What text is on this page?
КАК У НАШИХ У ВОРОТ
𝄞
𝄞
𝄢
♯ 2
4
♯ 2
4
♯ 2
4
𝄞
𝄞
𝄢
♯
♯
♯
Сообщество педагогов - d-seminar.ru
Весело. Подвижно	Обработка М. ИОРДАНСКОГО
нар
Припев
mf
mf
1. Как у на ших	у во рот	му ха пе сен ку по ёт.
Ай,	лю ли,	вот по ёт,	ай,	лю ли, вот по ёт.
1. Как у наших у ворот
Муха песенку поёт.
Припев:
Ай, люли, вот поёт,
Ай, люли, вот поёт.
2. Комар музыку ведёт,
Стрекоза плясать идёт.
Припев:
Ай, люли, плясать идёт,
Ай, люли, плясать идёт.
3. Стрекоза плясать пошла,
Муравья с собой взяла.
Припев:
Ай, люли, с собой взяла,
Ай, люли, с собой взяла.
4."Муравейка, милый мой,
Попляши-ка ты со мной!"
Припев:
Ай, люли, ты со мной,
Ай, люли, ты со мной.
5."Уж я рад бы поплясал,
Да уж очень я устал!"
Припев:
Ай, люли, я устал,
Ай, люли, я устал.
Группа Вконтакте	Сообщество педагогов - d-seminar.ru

------------------------------------------------------------

▶ [TO BE DONE]:
Locate the word "взяла" in the data above. Copy every line carrying it.

▶ [ANSWER TO THIS PROBLEM]:
Муравья с собой взяла.
Ай, люли, с собой взяла,
Ай, люли, с собой взяла.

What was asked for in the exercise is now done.